— Start of WORKING DATA —
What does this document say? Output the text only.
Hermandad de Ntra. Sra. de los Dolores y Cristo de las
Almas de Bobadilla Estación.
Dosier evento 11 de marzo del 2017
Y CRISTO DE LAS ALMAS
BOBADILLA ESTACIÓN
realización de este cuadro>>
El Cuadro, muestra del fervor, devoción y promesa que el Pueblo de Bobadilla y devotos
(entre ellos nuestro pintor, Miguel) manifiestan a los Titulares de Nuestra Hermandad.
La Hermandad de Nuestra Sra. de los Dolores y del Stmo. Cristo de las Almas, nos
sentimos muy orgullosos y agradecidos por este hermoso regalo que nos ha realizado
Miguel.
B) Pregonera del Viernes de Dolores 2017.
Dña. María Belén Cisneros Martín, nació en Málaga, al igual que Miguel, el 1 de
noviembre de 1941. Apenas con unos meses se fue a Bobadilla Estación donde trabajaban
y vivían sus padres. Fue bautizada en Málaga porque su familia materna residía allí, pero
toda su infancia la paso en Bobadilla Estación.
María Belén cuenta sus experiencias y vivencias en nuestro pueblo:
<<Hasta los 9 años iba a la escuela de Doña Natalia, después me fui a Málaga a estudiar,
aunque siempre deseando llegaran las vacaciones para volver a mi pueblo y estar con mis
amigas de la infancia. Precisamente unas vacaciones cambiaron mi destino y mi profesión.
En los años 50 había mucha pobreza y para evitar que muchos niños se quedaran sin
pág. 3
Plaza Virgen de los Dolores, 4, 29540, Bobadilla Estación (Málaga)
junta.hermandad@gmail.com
— End of WORKING DATA —
WHAT THE TASK REQUIRES
From the listing above, collect each line in which the string "Málaga" appears.

TASK OUTPUT
Dña. María Belén Cisneros Martín, nació en Málaga, al igual que Miguel, el 1 de
y vivían sus padres. Fue bautizada en Málaga porque su familia materna residía allí, pero
<<Hasta los 9 años iba a la escuela de Doña Natalia, después me fui a Málaga a estudiar,
Plaza Virgen de los Dolores, 4, 29540, Bobadilla Estación (Málaga)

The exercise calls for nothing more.